* begin DATA FOR PROCESSING *

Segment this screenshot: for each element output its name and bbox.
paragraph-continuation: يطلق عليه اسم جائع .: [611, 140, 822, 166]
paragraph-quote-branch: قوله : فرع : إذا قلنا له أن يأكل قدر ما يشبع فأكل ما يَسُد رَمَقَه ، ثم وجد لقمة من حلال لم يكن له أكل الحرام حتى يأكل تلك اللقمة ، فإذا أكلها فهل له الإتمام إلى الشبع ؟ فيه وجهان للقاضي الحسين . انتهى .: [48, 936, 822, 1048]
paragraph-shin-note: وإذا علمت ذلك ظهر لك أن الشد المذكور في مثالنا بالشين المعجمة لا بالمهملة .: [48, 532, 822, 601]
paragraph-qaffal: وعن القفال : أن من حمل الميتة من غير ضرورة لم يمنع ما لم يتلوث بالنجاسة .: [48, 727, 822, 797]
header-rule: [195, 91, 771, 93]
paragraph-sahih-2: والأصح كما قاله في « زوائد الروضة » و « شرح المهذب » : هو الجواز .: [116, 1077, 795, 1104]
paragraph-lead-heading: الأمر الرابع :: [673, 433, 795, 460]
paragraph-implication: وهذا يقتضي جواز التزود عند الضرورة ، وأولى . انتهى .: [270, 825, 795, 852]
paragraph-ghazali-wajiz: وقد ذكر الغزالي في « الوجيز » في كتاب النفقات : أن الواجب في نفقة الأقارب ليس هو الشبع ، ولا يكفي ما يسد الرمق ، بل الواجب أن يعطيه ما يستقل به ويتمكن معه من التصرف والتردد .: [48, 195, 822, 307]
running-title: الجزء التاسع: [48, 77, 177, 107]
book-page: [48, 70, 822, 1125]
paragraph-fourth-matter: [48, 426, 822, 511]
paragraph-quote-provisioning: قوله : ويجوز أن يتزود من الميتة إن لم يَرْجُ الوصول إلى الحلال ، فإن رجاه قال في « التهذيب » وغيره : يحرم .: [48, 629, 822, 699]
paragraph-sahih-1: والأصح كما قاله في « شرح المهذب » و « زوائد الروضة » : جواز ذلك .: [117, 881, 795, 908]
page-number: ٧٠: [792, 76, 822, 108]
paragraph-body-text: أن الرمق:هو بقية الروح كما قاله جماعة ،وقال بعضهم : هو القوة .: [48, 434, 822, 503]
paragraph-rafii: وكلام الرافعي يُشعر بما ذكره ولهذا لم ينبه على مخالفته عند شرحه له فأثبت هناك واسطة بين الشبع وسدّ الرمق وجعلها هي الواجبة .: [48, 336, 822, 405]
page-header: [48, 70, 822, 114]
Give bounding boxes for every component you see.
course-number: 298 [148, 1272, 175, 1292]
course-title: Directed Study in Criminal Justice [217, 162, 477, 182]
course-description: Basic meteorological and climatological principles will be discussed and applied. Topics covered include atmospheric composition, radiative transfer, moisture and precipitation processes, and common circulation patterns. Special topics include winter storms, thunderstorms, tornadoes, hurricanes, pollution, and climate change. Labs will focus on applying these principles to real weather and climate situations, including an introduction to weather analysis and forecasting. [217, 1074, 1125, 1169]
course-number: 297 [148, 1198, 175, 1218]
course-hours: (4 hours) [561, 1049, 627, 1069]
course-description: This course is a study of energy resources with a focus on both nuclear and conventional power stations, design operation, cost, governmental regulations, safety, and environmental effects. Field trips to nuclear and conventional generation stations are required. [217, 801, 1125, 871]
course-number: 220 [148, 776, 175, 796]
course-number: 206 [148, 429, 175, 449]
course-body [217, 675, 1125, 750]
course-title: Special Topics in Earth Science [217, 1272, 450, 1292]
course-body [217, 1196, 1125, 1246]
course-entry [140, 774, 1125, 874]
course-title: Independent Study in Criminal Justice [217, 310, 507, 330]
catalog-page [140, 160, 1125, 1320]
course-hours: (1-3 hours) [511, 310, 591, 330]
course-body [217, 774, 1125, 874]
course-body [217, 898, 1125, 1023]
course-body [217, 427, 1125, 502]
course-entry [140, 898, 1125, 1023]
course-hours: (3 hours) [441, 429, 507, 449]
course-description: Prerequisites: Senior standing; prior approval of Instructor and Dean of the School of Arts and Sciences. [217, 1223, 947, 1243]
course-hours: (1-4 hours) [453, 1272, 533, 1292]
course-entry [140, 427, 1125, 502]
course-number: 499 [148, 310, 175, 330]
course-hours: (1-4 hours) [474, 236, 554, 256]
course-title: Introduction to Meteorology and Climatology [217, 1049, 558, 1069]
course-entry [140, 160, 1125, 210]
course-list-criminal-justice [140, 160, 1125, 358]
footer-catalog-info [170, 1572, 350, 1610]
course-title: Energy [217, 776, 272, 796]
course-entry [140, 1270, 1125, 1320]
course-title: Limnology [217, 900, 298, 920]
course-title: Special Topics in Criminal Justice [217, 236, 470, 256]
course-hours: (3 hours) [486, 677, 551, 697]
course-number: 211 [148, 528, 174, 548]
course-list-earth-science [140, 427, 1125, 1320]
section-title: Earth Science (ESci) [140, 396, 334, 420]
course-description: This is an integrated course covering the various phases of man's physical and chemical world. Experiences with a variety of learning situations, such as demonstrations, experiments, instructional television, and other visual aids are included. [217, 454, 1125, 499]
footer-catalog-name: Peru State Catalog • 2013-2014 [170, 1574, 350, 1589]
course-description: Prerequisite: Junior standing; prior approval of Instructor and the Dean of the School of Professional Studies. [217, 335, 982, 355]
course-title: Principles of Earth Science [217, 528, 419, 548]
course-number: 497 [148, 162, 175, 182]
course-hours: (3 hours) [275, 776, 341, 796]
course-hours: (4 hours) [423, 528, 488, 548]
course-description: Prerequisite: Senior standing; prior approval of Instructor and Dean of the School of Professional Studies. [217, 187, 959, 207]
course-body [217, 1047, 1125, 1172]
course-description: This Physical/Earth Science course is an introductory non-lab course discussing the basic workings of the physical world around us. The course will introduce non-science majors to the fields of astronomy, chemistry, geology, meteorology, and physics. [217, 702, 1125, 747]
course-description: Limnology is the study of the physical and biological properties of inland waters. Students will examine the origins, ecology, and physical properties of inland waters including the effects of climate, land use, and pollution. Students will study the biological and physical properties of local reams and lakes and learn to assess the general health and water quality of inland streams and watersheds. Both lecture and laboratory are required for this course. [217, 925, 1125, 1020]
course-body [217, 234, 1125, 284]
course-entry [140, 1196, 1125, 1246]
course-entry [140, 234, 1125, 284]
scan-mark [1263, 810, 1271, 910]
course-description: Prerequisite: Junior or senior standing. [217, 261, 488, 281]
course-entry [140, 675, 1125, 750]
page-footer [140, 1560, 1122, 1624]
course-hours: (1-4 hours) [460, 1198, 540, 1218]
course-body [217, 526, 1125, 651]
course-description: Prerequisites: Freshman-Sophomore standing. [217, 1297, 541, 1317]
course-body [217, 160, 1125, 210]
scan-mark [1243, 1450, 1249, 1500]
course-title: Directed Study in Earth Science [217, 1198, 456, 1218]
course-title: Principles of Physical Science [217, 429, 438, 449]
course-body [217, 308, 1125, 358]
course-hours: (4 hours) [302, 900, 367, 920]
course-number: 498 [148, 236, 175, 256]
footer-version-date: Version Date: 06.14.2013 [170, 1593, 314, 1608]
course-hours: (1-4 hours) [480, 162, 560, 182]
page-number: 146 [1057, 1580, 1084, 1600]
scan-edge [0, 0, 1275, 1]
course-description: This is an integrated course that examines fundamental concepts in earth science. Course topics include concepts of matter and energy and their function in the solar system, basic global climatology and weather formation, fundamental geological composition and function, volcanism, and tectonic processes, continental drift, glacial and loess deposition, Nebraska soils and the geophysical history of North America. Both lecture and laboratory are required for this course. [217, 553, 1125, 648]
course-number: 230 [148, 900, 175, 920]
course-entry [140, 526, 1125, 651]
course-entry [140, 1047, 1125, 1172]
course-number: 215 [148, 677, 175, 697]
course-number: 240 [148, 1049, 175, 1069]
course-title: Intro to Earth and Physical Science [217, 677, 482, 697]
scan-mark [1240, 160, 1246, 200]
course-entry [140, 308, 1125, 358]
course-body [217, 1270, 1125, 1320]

* end DATA FOR PROCESSING *

=== AIM ===
Please retype the records from the start through the line containing "paragraph-shin-note: وإذا علمت", including that line, exactly as they appear.

=== ANSWER TO THE TASK ===
Segment this screenshot: for each element output its name and bbox.
paragraph-continuation: يطلق عليه اسم جائع .: [611, 140, 822, 166]
paragraph-quote-branch: قوله : فرع : إذا قلنا له أن يأكل قدر ما يشبع فأكل ما يَسُد رَمَقَه ، ثم وجد لقمة من حلال لم يكن له أكل الحرام حتى يأكل تلك اللقمة ، فإذا أكلها فهل له الإتمام إلى الشبع ؟ فيه وجهان للقاضي الحسين . انتهى .: [48, 936, 822, 1048]
paragraph-shin-note: وإذا علمت ذلك ظهر لك أن الشد المذكور في مثالنا بالشين المعجمة لا بالمهملة .: [48, 532, 822, 601]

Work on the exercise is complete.